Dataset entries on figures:
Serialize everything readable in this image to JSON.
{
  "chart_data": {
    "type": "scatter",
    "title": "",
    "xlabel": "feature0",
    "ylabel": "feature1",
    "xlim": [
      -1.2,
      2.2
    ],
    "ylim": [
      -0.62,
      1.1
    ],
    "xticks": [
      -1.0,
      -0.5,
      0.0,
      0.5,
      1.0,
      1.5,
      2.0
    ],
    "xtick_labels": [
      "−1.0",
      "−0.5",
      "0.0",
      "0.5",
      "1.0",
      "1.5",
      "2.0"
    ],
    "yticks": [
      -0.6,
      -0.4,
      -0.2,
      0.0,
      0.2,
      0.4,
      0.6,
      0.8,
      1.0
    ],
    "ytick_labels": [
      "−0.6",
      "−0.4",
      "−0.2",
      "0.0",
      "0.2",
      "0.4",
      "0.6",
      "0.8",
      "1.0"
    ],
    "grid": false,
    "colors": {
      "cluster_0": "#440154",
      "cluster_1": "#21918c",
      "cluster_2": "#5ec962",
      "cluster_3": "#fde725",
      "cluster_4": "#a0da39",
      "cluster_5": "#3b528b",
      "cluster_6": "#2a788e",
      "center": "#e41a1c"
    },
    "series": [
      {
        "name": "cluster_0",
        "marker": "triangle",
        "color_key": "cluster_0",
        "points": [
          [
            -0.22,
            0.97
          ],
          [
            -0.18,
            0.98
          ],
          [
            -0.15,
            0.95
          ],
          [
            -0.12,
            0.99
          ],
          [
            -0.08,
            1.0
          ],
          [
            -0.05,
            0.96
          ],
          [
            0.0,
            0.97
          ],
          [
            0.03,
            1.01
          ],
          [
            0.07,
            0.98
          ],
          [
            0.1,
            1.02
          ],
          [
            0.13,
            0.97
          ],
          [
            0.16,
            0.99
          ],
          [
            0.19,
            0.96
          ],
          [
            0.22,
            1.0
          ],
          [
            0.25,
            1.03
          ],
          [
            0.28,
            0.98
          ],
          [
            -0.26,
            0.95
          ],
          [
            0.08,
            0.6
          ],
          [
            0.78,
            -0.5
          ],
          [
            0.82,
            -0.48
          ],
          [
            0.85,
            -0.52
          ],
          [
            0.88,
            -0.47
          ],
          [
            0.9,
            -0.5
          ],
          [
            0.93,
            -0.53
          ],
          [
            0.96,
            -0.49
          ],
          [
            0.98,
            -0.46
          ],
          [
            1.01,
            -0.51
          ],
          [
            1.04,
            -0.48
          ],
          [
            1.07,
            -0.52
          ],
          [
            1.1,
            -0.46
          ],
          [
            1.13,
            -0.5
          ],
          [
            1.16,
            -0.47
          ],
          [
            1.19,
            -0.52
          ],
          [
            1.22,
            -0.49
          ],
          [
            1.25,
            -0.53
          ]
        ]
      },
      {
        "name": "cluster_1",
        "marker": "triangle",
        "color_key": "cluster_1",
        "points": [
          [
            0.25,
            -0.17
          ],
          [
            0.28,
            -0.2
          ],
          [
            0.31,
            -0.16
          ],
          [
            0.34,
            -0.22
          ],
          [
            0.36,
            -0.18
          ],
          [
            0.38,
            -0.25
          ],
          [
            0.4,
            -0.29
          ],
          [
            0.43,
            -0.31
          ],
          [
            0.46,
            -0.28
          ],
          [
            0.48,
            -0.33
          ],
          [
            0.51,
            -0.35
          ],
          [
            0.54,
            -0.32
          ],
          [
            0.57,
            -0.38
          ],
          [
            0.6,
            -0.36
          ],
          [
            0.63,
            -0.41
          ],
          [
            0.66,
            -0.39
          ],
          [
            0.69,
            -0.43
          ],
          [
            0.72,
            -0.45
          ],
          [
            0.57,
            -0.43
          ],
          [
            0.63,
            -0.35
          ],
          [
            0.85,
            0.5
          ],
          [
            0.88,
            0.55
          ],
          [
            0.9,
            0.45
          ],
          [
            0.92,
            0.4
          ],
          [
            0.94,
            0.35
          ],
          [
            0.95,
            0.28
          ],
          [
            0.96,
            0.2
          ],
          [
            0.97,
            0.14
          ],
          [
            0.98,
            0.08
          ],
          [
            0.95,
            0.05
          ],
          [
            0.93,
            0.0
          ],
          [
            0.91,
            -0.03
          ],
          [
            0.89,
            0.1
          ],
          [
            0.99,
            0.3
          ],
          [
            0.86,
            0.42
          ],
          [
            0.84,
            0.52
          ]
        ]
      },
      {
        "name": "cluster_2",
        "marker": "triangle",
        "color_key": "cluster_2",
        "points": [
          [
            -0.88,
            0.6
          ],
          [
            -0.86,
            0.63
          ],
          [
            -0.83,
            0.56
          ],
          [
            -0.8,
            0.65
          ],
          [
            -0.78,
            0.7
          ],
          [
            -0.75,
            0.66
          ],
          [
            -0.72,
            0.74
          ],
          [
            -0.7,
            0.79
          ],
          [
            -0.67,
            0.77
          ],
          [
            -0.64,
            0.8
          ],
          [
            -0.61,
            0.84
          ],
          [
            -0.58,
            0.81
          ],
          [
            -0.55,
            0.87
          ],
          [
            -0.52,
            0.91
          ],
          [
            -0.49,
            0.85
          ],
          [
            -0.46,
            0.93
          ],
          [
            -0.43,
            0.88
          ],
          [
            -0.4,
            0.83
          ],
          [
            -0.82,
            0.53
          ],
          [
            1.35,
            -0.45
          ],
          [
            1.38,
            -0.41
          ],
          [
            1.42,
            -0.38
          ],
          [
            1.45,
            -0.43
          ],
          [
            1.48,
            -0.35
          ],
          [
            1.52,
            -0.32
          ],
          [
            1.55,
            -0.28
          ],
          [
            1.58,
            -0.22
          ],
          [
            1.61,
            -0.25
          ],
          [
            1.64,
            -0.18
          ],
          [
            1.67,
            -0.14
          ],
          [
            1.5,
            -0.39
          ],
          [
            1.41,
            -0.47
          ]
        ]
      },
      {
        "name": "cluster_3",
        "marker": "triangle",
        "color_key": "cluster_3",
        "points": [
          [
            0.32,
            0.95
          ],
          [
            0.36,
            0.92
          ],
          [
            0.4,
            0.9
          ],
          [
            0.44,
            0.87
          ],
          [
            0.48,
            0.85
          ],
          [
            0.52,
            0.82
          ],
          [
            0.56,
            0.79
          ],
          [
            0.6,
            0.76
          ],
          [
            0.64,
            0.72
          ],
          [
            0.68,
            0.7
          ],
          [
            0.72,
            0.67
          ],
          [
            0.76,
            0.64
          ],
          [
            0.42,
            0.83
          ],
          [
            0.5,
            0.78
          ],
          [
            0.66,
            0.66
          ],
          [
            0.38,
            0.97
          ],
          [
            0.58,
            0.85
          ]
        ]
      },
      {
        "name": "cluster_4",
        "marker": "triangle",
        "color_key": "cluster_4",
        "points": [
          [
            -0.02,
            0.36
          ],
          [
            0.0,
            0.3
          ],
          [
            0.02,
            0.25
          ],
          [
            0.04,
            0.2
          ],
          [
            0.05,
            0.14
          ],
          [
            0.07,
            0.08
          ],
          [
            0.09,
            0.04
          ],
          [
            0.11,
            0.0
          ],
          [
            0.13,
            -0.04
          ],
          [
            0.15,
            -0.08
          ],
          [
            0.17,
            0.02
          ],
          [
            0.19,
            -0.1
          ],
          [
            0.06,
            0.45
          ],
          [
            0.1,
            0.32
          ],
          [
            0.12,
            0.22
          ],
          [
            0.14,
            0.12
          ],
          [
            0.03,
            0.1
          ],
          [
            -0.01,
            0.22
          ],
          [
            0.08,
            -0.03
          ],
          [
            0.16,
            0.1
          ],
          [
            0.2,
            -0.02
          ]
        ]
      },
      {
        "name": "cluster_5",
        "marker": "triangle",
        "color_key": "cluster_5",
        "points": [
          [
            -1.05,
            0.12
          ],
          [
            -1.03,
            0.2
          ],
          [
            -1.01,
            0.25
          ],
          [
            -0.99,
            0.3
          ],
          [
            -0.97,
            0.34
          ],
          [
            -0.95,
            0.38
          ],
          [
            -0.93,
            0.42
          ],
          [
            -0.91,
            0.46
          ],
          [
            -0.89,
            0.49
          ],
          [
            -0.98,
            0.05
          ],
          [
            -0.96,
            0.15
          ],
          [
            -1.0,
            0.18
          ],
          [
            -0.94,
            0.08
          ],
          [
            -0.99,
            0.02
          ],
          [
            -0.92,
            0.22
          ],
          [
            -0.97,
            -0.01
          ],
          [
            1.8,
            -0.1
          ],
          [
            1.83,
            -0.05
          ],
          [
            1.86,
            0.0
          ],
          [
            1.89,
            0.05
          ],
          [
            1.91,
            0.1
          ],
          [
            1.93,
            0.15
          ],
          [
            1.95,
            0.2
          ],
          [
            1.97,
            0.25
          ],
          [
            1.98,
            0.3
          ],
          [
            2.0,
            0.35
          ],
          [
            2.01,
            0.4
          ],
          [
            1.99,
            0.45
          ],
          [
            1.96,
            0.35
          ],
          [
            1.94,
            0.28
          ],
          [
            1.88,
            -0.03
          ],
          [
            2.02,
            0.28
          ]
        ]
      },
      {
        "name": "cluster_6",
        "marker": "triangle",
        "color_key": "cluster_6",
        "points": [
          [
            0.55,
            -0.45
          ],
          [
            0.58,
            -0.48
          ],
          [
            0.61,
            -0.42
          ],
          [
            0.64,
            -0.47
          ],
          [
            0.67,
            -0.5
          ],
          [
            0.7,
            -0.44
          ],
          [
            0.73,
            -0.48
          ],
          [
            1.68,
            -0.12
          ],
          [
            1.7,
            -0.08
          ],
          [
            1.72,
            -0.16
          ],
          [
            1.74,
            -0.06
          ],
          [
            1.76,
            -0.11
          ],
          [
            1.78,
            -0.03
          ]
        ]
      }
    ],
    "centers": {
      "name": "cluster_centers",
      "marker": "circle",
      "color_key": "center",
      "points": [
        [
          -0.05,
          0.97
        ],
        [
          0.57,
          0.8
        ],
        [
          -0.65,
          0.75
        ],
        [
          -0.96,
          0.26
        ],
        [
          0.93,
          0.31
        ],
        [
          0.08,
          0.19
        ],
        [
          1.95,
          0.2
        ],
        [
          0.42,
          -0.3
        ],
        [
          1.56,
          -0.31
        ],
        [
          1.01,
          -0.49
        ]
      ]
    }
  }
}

Aim:
Using the listing above, return all lines where the word "name" occurs.

Problem solution:
        "name": "cluster_0",
        "name": "cluster_1",
        "name": "cluster_2",
        "name": "cluster_3",
        "name": "cluster_4",
        "name": "cluster_5",
        "name": "cluster_6",
      "name": "cluster_centers",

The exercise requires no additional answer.